Objective ::
Repeat exactly the stretch of lines that starts with the one containing "Transcribe the text in this document." and ends with the last line of the material. Leave out pictures.

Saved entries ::

____________

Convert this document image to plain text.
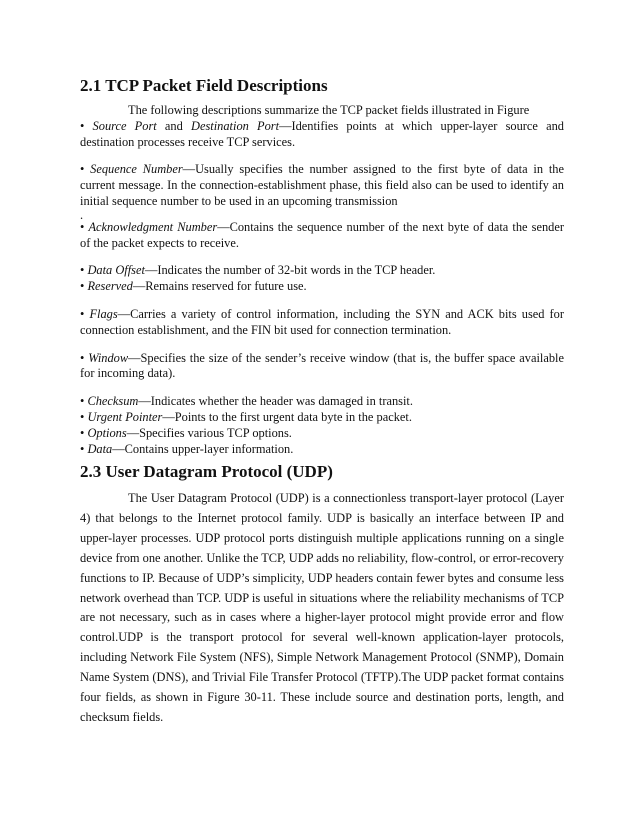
2.1 TCP Packet Field Descriptions

The following descriptions summarize the TCP packet fields illustrated in Figure

• Source Port and Destination Port—Identifies points at which upper-layer source and destination processes receive TCP services.

• Sequence Number—Usually specifies the number assigned to the first byte of data in the current message. In the connection-establishment phase, this field also can be used to identify an initial sequence number to be used in an upcoming transmission

.

• Acknowledgment Number—Contains the sequence number of the next byte of data the sender of the packet expects to receive.

• Data Offset—Indicates the number of 32-bit words in the TCP header.

• Reserved—Remains reserved for future use.

• Flags—Carries a variety of control information, including the SYN and ACK bits used for connection establishment, and the FIN bit used for connection termination.

• Window—Specifies the size of the sender’s receive window (that is, the buffer space available for incoming data).

• Checksum—Indicates whether the header was damaged in transit.

• Urgent Pointer—Points to the first urgent data byte in the packet.

• Options—Specifies various TCP options.

• Data—Contains upper-layer information.

2.3 User Datagram Protocol (UDP)

The User Datagram Protocol (UDP) is a connectionless transport-layer protocol (Layer 4) that belongs to the Internet protocol family. UDP is basically an interface between IP and upper-layer processes. UDP protocol ports distinguish multiple applications running on a single device from one another. Unlike the TCP, UDP adds no reliability, flow-control, or error-recovery functions to IP. Because of UDP’s simplicity, UDP headers contain fewer bytes and consume less network overhead than TCP. UDP is useful in situations where the reliability mechanisms of TCP are not necessary, such as in cases where a higher-layer protocol might provide error and flow control.UDP is the transport protocol for several well-known application-layer protocols, including Network File System (NFS), Simple Network Management Protocol (SNMP), Domain Name System (DNS), and Trivial File Transfer Protocol (TFTP).The UDP packet format contains four fields, as shown in Figure 30-11. These include source and destination ports, length, and checksum fields.
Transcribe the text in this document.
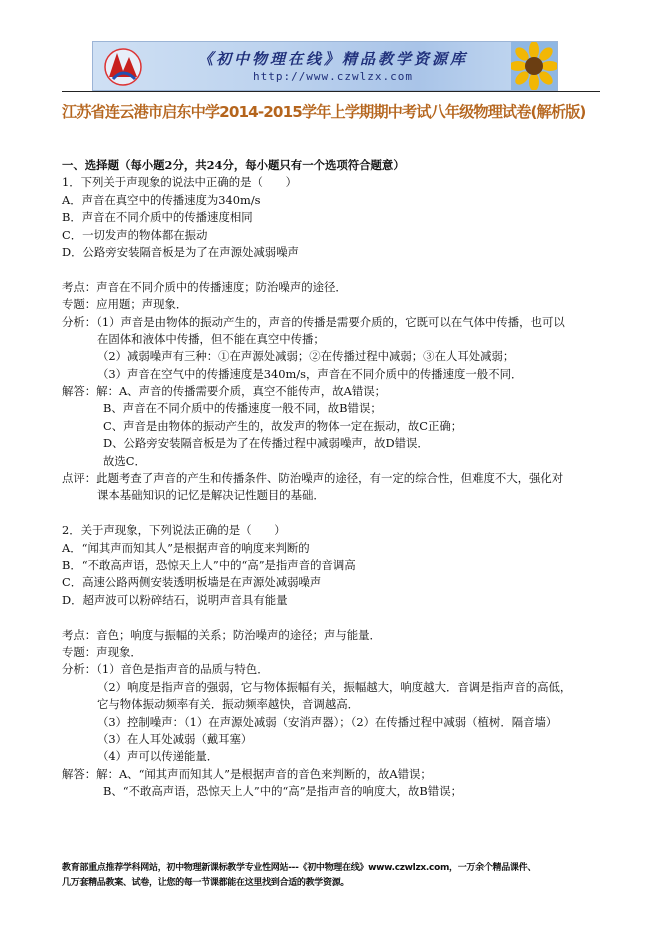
《初中物理在线》精品教学资源库
http://www.czwlzx.com
江苏省连云港市启东中学2014-2015学年上学期期中考试八年级物理试卷(解析版)
一、选择题（每小题2分，共24分，每小题只有一个选项符合题意）
1．下列关于声现象的说法中正确的是（　　）
A．声音在真空中的传播速度为340m/s
B．声音在不同介质中的传播速度相同
C．一切发声的物体都在振动
D．公路旁安装隔音板是为了在声源处减弱噪声
考点：声音在不同介质中的传播速度；防治噪声的途径．
专题：应用题；声现象．
分析：（1）声音是由物体的振动产生的，声音的传播是需要介质的，它既可以在气体中传播，也可以
在固体和液体中传播，但不能在真空中传播；
（2）减弱噪声有三种：①在声源处减弱；②在传播过程中减弱；③在人耳处减弱；
（3）声音在空气中的传播速度是340m/s，声音在不同介质中的传播速度一般不同．
解答：解：A、声音的传播需要介质，真空不能传声，故A错误；
B、声音在不同介质中的传播速度一般不同，故B错误；
C、声音是由物体的振动产生的，故发声的物体一定在振动，故C正确；
D、公路旁安装隔音板是为了在传播过程中减弱噪声，故D错误．
故选C．
点评：此题考查了声音的产生和传播条件、防治噪声的途径，有一定的综合性，但难度不大，强化对
课本基础知识的记忆是解决记性题目的基础．
2．关于声现象，下列说法正确的是（　　）
A．“闻其声而知其人”是根据声音的响度来判断的
B．“不敢高声语，恐惊天上人”中的“高”是指声音的音调高
C．高速公路两侧安装透明板墙是在声源处减弱噪声
D．超声波可以粉碎结石，说明声音具有能量
考点：音色；响度与振幅的关系；防治噪声的途径；声与能量．
专题：声现象．
分析：（1）音色是指声音的品质与特色．
（2）响度是指声音的强弱，它与物体振幅有关，振幅越大，响度越大．音调是指声音的高低，
它与物体振动频率有关．振动频率越快，音调越高．
（3）控制噪声：（1）在声源处减弱（安消声器）；（2）在传播过程中减弱（植树．隔音墙）
（3）在人耳处减弱（戴耳塞）
（4）声可以传递能量．
解答：解：A、“闻其声而知其人”是根据声音的音色来判断的，故A错误；
B、“不敢高声语，恐惊天上人”中的“高”是指声音的响度大，故B错误；
教育部重点推荐学科网站，初中物理新课标教学专业性网站---《初中物理在线》www.czwlzx.com，一万余个精品课件、
几万套精品教案、试卷，让您的每一节课都能在这里找到合适的教学资源。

____________

The completed task ::
Transcribe the text in this document.
《初中物理在线》精品教学资源库
http://www.czwlzx.com
江苏省连云港市启东中学2014-2015学年上学期期中考试八年级物理试卷(解析版)
一、选择题（每小题2分，共24分，每小题只有一个选项符合题意）
1．下列关于声现象的说法中正确的是（　　）
A．声音在真空中的传播速度为340m/s
B．声音在不同介质中的传播速度相同
C．一切发声的物体都在振动
D．公路旁安装隔音板是为了在声源处减弱噪声
考点：声音在不同介质中的传播速度；防治噪声的途径．
专题：应用题；声现象．
分析：（1）声音是由物体的振动产生的，声音的传播是需要介质的，它既可以在气体中传播，也可以
在固体和液体中传播，但不能在真空中传播；
（2）减弱噪声有三种：①在声源处减弱；②在传播过程中减弱；③在人耳处减弱；
（3）声音在空气中的传播速度是340m/s，声音在不同介质中的传播速度一般不同．
解答：解：A、声音的传播需要介质，真空不能传声，故A错误；
B、声音在不同介质中的传播速度一般不同，故B错误；
C、声音是由物体的振动产生的，故发声的物体一定在振动，故C正确；
D、公路旁安装隔音板是为了在传播过程中减弱噪声，故D错误．
故选C．
点评：此题考查了声音的产生和传播条件、防治噪声的途径，有一定的综合性，但难度不大，强化对
课本基础知识的记忆是解决记性题目的基础．
2．关于声现象，下列说法正确的是（　　）
A．“闻其声而知其人”是根据声音的响度来判断的
B．“不敢高声语，恐惊天上人”中的“高”是指声音的音调高
C．高速公路两侧安装透明板墙是在声源处减弱噪声
D．超声波可以粉碎结石，说明声音具有能量
考点：音色；响度与振幅的关系；防治噪声的途径；声与能量．
专题：声现象．
分析：（1）音色是指声音的品质与特色．
（2）响度是指声音的强弱，它与物体振幅有关，振幅越大，响度越大．音调是指声音的高低，
它与物体振动频率有关．振动频率越快，音调越高．
（3）控制噪声：（1）在声源处减弱（安消声器）；（2）在传播过程中减弱（植树．隔音墙）
（3）在人耳处减弱（戴耳塞）
（4）声可以传递能量．
解答：解：A、“闻其声而知其人”是根据声音的音色来判断的，故A错误；
B、“不敢高声语，恐惊天上人”中的“高”是指声音的响度大，故B错误；
教育部重点推荐学科网站，初中物理新课标教学专业性网站---《初中物理在线》www.czwlzx.com，一万余个精品课件、
几万套精品教案、试卷，让您的每一节课都能在这里找到合适的教学资源。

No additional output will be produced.